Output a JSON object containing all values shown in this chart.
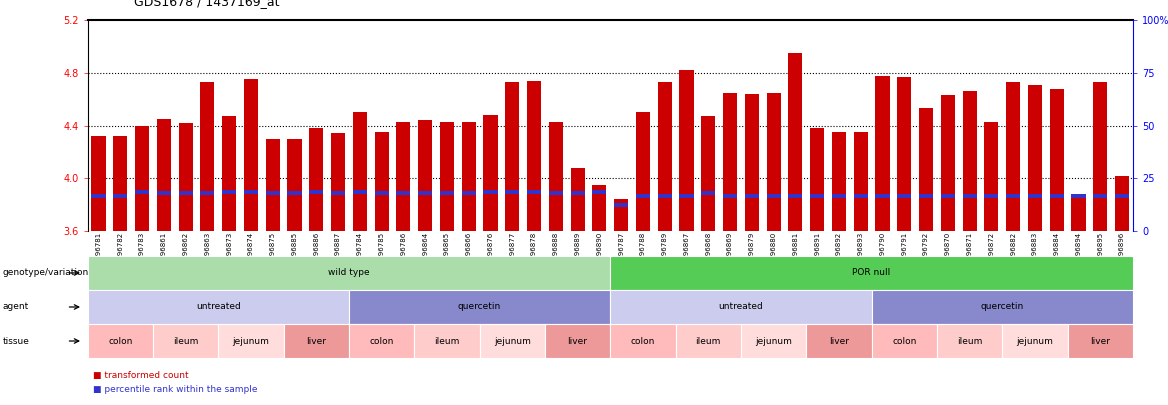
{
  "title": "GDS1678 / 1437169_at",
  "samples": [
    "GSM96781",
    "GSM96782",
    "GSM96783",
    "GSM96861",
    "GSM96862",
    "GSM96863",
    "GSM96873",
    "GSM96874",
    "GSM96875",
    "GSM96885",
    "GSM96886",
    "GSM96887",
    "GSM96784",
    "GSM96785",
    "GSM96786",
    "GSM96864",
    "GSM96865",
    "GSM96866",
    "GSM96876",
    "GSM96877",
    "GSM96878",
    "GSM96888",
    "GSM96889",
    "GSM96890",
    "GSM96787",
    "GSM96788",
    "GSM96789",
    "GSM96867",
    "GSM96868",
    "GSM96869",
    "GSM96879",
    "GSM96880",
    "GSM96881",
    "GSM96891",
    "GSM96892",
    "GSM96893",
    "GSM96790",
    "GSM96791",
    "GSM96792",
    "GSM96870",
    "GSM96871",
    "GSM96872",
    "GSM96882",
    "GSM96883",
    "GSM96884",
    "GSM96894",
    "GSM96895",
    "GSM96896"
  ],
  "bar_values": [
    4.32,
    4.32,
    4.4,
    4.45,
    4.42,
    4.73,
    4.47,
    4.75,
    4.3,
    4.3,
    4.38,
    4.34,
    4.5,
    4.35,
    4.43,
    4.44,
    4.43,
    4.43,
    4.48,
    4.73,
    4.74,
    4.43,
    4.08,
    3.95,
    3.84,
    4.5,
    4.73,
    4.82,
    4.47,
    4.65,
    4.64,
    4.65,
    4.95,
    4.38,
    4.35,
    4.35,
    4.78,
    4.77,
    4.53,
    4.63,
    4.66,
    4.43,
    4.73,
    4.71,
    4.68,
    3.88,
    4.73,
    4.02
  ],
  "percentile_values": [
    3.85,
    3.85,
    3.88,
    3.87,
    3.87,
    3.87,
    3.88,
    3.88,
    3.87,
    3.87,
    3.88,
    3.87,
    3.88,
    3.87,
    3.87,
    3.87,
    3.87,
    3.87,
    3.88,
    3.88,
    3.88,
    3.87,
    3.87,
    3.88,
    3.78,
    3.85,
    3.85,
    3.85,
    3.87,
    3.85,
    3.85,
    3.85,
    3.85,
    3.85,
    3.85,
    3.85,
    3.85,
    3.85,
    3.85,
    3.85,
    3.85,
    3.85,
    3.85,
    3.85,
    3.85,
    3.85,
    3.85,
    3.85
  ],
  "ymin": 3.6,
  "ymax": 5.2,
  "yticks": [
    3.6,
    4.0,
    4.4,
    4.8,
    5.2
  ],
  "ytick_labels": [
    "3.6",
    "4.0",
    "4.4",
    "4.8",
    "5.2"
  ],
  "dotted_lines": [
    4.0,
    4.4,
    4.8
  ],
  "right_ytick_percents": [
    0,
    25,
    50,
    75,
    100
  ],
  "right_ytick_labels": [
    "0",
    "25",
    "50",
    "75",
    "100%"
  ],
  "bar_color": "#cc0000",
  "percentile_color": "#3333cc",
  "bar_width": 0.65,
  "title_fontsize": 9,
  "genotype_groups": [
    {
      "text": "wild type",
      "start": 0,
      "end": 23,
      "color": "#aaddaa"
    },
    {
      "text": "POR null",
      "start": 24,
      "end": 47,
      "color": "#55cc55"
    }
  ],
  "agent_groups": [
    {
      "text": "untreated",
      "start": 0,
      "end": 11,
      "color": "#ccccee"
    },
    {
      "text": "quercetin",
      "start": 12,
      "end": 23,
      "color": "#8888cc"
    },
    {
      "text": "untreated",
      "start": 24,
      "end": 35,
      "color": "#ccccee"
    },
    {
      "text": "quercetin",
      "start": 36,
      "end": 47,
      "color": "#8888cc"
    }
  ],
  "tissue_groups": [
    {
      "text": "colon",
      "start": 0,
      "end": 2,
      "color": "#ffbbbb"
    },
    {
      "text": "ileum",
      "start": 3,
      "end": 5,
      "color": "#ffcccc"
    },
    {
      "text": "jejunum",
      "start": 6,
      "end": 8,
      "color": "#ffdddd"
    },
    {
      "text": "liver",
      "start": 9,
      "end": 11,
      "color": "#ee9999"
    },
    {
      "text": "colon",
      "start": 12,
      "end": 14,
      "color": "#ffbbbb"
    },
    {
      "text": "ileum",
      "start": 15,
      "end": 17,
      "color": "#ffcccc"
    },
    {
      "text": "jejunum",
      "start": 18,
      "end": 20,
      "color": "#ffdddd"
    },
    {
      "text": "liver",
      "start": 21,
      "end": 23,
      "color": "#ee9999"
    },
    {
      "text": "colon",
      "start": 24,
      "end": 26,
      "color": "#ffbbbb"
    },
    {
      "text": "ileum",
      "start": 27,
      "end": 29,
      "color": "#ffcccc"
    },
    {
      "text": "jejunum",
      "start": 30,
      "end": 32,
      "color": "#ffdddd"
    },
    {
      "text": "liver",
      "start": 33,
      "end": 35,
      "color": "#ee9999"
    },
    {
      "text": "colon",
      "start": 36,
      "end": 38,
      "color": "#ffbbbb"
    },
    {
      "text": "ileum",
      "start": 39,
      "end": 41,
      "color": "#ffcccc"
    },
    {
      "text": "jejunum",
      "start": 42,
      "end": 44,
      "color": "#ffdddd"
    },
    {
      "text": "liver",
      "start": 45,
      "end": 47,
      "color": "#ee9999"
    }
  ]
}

◆ ◆ ◆

*TASK GOAL*.
Repeat the material verbatim. Do not carry over any picture.

*OUTPUT FOR THIS EXERCISE*.
Output a JSON object containing all values shown in this chart.
{
  "title": "GDS1678 / 1437169_at",
  "samples": [
    "GSM96781",
    "GSM96782",
    "GSM96783",
    "GSM96861",
    "GSM96862",
    "GSM96863",
    "GSM96873",
    "GSM96874",
    "GSM96875",
    "GSM96885",
    "GSM96886",
    "GSM96887",
    "GSM96784",
    "GSM96785",
    "GSM96786",
    "GSM96864",
    "GSM96865",
    "GSM96866",
    "GSM96876",
    "GSM96877",
    "GSM96878",
    "GSM96888",
    "GSM96889",
    "GSM96890",
    "GSM96787",
    "GSM96788",
    "GSM96789",
    "GSM96867",
    "GSM96868",
    "GSM96869",
    "GSM96879",
    "GSM96880",
    "GSM96881",
    "GSM96891",
    "GSM96892",
    "GSM96893",
    "GSM96790",
    "GSM96791",
    "GSM96792",
    "GSM96870",
    "GSM96871",
    "GSM96872",
    "GSM96882",
    "GSM96883",
    "GSM96884",
    "GSM96894",
    "GSM96895",
    "GSM96896"
  ],
  "bar_values": [
    4.32,
    4.32,
    4.4,
    4.45,
    4.42,
    4.73,
    4.47,
    4.75,
    4.3,
    4.3,
    4.38,
    4.34,
    4.5,
    4.35,
    4.43,
    4.44,
    4.43,
    4.43,
    4.48,
    4.73,
    4.74,
    4.43,
    4.08,
    3.95,
    3.84,
    4.5,
    4.73,
    4.82,
    4.47,
    4.65,
    4.64,
    4.65,
    4.95,
    4.38,
    4.35,
    4.35,
    4.78,
    4.77,
    4.53,
    4.63,
    4.66,
    4.43,
    4.73,
    4.71,
    4.68,
    3.88,
    4.73,
    4.02
  ],
  "percentile_values": [
    3.85,
    3.85,
    3.88,
    3.87,
    3.87,
    3.87,
    3.88,
    3.88,
    3.87,
    3.87,
    3.88,
    3.87,
    3.88,
    3.87,
    3.87,
    3.87,
    3.87,
    3.87,
    3.88,
    3.88,
    3.88,
    3.87,
    3.87,
    3.88,
    3.78,
    3.85,
    3.85,
    3.85,
    3.87,
    3.85,
    3.85,
    3.85,
    3.85,
    3.85,
    3.85,
    3.85,
    3.85,
    3.85,
    3.85,
    3.85,
    3.85,
    3.85,
    3.85,
    3.85,
    3.85,
    3.85,
    3.85,
    3.85
  ],
  "ymin": 3.6,
  "ymax": 5.2,
  "yticks": [
    3.6,
    4.0,
    4.4,
    4.8,
    5.2
  ],
  "ytick_labels": [
    "3.6",
    "4.0",
    "4.4",
    "4.8",
    "5.2"
  ],
  "dotted_lines": [
    4.0,
    4.4,
    4.8
  ],
  "right_ytick_percents": [
    0,
    25,
    50,
    75,
    100
  ],
  "right_ytick_labels": [
    "0",
    "25",
    "50",
    "75",
    "100%"
  ],
  "bar_color": "#cc0000",
  "percentile_color": "#3333cc",
  "bar_width": 0.65,
  "title_fontsize": 9,
  "genotype_groups": [
    {
      "text": "wild type",
      "start": 0,
      "end": 23,
      "color": "#aaddaa"
    },
    {
      "text": "POR null",
      "start": 24,
      "end": 47,
      "color": "#55cc55"
    }
  ],
  "agent_groups": [
    {
      "text": "untreated",
      "start": 0,
      "end": 11,
      "color": "#ccccee"
    },
    {
      "text": "quercetin",
      "start": 12,
      "end": 23,
      "color": "#8888cc"
    },
    {
      "text": "untreated",
      "start": 24,
      "end": 35,
      "color": "#ccccee"
    },
    {
      "text": "quercetin",
      "start": 36,
      "end": 47,
      "color": "#8888cc"
    }
  ],
  "tissue_groups": [
    {
      "text": "colon",
      "start": 0,
      "end": 2,
      "color": "#ffbbbb"
    },
    {
      "text": "ileum",
      "start": 3,
      "end": 5,
      "color": "#ffcccc"
    },
    {
      "text": "jejunum",
      "start": 6,
      "end": 8,
      "color": "#ffdddd"
    },
    {
      "text": "liver",
      "start": 9,
      "end": 11,
      "color": "#ee9999"
    },
    {
      "text": "colon",
      "start": 12,
      "end": 14,
      "color": "#ffbbbb"
    },
    {
      "text": "ileum",
      "start": 15,
      "end": 17,
      "color": "#ffcccc"
    },
    {
      "text": "jejunum",
      "start": 18,
      "end": 20,
      "color": "#ffdddd"
    },
    {
      "text": "liver",
      "start": 21,
      "end": 23,
      "color": "#ee9999"
    },
    {
      "text": "colon",
      "start": 24,
      "end": 26,
      "color": "#ffbbbb"
    },
    {
      "text": "ileum",
      "start": 27,
      "end": 29,
      "color": "#ffcccc"
    },
    {
      "text": "jejunum",
      "start": 30,
      "end": 32,
      "color": "#ffdddd"
    },
    {
      "text": "liver",
      "start": 33,
      "end": 35,
      "color": "#ee9999"
    },
    {
      "text": "colon",
      "start": 36,
      "end": 38,
      "color": "#ffbbbb"
    },
    {
      "text": "ileum",
      "start": 39,
      "end": 41,
      "color": "#ffcccc"
    },
    {
      "text": "jejunum",
      "start": 42,
      "end": 44,
      "color": "#ffdddd"
    },
    {
      "text": "liver",
      "start": 45,
      "end": 47,
      "color": "#ee9999"
    }
  ]
}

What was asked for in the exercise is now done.